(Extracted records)
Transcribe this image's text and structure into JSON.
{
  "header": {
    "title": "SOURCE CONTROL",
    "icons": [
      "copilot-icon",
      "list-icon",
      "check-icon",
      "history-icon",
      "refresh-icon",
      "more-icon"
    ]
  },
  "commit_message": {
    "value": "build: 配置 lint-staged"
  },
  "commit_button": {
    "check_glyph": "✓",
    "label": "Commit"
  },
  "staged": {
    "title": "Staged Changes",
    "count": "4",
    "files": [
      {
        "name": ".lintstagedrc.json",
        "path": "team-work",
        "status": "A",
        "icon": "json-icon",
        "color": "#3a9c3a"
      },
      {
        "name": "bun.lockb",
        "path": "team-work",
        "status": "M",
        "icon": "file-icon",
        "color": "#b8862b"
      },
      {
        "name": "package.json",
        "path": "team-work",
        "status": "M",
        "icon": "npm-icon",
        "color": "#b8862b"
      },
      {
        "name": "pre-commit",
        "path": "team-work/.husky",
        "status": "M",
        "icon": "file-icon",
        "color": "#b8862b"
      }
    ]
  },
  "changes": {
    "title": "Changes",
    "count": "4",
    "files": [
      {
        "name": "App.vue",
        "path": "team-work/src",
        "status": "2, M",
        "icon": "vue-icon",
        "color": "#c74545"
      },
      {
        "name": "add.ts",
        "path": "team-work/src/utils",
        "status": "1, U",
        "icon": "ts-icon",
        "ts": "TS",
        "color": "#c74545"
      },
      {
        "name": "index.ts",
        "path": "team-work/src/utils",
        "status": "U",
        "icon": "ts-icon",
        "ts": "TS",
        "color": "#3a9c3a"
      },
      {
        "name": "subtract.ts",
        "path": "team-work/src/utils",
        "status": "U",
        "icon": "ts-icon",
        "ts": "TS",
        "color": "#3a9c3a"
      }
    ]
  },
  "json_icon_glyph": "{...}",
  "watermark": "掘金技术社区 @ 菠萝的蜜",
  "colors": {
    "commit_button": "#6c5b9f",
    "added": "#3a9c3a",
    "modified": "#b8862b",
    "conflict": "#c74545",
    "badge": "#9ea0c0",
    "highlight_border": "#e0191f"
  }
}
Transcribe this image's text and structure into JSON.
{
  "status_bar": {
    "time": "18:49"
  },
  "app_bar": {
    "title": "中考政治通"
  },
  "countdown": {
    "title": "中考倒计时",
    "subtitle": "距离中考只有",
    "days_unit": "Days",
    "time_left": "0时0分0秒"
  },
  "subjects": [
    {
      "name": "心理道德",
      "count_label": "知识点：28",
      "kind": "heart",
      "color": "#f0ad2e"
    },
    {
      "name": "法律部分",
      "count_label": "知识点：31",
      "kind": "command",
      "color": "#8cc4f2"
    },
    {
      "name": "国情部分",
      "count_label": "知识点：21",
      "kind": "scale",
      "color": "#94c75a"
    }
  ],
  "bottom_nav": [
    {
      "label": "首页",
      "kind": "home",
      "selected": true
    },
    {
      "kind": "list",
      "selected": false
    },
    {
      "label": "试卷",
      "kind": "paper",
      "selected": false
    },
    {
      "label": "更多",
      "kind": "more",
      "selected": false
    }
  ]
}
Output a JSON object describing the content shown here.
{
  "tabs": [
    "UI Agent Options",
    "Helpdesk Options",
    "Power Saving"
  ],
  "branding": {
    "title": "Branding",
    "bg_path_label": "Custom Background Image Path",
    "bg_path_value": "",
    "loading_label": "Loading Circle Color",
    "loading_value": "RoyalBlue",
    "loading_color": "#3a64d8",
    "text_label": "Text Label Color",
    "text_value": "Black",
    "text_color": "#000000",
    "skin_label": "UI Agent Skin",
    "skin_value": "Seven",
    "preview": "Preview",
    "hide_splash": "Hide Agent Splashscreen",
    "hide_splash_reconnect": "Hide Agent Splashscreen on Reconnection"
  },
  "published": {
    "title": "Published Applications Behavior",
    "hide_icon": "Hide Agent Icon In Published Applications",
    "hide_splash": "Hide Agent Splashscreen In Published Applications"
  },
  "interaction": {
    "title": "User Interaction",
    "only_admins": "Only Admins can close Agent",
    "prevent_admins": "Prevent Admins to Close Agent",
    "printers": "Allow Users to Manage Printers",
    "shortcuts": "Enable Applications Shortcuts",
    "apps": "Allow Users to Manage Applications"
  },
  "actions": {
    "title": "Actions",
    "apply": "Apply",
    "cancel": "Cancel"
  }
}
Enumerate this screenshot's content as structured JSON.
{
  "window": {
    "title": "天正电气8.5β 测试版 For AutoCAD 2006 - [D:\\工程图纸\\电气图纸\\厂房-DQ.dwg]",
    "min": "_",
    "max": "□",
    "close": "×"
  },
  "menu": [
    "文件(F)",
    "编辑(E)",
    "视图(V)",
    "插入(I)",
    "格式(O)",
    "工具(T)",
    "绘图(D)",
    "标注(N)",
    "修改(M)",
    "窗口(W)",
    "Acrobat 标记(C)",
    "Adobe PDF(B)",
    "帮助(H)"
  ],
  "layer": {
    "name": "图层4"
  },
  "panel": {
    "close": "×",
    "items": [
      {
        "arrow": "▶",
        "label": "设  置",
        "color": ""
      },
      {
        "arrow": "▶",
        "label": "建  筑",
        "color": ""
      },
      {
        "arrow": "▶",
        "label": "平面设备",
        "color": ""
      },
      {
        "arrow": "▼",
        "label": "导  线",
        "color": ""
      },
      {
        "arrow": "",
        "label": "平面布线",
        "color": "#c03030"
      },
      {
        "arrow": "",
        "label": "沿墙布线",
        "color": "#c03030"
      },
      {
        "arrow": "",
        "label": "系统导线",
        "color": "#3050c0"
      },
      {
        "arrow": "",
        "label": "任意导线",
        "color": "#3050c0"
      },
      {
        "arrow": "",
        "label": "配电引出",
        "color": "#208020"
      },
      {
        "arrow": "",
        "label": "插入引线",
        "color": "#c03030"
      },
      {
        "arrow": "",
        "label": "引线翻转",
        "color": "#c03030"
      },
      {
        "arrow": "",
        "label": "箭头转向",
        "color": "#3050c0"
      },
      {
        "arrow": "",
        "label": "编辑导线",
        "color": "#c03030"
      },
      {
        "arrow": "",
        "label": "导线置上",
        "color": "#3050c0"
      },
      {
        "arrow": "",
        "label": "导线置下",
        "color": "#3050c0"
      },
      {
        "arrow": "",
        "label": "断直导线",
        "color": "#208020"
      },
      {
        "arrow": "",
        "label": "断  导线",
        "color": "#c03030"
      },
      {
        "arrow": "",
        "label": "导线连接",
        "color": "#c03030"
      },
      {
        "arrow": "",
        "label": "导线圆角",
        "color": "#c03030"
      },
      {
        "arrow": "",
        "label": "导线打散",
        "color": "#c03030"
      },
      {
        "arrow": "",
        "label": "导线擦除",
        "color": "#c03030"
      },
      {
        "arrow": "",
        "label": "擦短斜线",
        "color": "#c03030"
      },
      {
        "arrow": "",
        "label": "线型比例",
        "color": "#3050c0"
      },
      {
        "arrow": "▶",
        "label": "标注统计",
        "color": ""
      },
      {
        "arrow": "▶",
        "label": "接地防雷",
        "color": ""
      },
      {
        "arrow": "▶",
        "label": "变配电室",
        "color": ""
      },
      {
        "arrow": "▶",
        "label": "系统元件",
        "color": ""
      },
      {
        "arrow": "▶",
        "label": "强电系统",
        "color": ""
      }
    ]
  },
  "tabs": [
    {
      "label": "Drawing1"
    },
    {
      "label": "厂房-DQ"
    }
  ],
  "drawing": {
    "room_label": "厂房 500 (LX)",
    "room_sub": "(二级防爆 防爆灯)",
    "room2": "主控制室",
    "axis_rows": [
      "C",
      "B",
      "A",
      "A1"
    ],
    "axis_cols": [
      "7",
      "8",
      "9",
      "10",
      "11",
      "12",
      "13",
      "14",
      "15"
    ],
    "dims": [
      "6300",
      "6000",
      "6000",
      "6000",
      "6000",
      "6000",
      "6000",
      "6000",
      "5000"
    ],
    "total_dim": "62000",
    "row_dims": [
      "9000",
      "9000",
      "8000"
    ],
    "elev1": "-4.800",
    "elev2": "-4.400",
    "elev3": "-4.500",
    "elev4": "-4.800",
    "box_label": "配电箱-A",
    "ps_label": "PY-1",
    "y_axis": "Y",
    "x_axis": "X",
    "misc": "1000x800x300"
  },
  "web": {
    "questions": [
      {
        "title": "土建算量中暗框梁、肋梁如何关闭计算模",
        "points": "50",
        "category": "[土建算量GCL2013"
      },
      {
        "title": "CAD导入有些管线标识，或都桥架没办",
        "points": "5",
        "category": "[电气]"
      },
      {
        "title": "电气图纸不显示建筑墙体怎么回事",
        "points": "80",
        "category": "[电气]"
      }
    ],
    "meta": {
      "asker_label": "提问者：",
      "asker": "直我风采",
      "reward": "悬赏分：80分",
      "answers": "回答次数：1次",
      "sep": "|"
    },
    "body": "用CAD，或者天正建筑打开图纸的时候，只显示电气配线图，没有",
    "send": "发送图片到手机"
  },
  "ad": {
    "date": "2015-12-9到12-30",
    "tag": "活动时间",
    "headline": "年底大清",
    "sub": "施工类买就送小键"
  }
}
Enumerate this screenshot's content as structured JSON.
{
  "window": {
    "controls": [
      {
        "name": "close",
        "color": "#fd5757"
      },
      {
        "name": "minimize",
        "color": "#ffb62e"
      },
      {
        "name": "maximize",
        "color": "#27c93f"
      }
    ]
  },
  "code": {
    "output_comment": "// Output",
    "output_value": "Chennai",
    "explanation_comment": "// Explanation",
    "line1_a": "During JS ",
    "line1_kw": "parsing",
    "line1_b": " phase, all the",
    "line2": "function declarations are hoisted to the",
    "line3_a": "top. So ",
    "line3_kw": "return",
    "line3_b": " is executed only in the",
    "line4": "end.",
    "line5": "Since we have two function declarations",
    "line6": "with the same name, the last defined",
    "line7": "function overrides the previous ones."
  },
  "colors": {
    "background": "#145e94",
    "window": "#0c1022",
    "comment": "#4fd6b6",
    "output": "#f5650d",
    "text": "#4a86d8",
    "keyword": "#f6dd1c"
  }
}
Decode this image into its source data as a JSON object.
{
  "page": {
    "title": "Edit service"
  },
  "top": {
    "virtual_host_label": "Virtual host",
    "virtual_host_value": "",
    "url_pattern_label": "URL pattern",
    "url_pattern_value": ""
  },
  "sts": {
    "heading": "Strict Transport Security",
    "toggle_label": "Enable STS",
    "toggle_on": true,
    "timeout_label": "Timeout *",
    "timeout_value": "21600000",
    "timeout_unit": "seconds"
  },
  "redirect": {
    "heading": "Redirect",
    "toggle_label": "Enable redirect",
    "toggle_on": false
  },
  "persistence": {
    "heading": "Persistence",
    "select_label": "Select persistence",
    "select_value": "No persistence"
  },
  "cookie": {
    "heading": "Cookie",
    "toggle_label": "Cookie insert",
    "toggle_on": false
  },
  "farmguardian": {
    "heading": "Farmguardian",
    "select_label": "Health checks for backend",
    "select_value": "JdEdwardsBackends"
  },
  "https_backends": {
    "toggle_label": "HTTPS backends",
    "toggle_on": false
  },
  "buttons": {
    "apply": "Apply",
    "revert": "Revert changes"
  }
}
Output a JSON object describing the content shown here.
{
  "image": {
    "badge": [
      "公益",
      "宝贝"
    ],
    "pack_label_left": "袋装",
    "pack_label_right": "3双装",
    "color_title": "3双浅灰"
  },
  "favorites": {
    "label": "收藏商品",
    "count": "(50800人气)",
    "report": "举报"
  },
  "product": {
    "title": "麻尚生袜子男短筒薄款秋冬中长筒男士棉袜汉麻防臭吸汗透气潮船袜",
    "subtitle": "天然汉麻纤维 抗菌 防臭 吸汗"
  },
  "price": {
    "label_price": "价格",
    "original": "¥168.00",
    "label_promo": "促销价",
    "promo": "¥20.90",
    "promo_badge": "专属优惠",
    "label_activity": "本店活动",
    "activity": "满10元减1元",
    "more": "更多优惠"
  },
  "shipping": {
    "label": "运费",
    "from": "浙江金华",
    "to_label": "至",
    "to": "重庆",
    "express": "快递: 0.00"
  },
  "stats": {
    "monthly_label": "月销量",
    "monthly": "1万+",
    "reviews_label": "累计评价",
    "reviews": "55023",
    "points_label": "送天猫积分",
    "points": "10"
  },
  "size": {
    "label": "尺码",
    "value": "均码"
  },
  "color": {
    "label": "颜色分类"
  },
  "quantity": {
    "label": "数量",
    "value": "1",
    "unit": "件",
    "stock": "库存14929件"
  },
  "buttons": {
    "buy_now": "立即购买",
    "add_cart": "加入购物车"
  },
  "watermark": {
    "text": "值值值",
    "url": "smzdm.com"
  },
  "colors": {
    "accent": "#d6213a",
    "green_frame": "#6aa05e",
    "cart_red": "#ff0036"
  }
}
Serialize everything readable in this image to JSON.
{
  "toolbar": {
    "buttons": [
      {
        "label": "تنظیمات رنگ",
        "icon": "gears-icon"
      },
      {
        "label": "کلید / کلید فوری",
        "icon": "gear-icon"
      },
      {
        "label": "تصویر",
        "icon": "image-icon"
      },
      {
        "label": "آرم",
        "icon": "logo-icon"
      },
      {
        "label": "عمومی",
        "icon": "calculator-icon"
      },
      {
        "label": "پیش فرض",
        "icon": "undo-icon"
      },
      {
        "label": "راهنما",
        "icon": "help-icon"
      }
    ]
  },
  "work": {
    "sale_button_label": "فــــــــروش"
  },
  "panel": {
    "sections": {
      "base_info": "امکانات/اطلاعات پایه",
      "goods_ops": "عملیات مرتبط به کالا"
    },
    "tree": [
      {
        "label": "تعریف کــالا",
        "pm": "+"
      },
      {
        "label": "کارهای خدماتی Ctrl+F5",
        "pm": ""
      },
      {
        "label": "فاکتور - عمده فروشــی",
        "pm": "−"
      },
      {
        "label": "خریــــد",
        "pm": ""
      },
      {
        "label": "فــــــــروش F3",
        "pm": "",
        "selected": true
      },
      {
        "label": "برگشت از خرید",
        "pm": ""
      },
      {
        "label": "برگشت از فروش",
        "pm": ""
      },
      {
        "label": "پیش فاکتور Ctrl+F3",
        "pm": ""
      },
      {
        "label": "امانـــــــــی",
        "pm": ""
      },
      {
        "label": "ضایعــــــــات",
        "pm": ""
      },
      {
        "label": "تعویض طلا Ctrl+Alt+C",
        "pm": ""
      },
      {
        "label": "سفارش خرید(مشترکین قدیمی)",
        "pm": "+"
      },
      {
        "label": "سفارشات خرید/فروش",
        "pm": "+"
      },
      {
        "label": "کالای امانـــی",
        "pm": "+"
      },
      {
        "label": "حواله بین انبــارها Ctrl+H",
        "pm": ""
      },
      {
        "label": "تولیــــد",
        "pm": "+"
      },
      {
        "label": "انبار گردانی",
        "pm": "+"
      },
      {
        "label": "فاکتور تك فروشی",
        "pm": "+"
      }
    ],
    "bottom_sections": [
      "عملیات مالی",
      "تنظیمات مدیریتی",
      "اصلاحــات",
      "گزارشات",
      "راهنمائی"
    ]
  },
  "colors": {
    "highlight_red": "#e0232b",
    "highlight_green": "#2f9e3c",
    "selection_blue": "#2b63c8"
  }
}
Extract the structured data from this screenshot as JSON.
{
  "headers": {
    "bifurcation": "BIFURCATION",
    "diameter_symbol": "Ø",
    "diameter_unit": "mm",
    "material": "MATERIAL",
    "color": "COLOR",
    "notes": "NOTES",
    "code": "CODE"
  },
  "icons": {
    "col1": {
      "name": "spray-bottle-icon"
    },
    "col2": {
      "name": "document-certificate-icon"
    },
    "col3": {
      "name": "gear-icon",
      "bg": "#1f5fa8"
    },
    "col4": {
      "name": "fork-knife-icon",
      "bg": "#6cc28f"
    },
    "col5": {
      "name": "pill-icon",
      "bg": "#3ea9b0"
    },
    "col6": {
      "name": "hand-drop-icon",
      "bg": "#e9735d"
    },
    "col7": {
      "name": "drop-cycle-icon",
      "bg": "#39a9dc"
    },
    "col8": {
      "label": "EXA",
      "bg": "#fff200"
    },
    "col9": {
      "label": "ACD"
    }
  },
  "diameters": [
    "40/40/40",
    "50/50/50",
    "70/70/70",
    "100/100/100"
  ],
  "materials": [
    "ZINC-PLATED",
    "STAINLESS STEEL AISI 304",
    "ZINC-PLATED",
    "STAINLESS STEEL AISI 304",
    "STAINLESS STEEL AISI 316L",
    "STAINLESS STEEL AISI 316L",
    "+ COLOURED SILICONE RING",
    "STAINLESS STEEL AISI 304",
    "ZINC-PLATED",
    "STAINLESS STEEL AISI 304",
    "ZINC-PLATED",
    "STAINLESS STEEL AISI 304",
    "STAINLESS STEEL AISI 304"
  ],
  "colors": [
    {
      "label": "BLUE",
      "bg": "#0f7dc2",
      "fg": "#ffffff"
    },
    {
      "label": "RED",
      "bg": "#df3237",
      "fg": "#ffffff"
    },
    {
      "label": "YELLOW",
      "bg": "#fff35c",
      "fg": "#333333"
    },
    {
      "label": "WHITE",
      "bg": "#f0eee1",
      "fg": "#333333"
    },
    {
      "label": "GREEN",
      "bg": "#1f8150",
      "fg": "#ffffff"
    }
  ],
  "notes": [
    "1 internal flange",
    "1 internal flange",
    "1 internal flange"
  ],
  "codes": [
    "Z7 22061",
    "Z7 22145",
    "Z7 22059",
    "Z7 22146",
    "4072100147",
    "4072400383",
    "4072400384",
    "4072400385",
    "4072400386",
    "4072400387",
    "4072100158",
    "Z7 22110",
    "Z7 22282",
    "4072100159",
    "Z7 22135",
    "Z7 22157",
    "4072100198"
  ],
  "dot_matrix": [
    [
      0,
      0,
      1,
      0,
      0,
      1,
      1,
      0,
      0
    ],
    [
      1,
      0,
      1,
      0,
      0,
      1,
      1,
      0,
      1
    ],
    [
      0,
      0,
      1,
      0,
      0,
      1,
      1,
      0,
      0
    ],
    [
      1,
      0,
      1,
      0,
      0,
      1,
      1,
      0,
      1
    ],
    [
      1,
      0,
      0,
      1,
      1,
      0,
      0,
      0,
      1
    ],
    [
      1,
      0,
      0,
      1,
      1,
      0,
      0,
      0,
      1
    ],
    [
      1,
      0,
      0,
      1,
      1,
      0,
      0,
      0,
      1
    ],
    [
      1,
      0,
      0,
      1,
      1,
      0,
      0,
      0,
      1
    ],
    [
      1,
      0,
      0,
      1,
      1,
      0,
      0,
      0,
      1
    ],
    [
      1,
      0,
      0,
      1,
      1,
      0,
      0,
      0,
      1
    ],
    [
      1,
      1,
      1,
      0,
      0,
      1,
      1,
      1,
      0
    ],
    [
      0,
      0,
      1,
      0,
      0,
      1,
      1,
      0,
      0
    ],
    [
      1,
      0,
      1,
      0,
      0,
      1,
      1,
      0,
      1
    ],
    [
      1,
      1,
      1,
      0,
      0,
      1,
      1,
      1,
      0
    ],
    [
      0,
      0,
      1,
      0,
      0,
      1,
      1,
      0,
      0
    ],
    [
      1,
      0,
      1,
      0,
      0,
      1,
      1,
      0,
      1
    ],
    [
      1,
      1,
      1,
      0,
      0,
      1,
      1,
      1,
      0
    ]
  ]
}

> _Task to complete_: Report each line in the data that holds the word "from".

> _Final result_:
    "from": "浙江金华",
Extract the structured data from this screenshot as JSON.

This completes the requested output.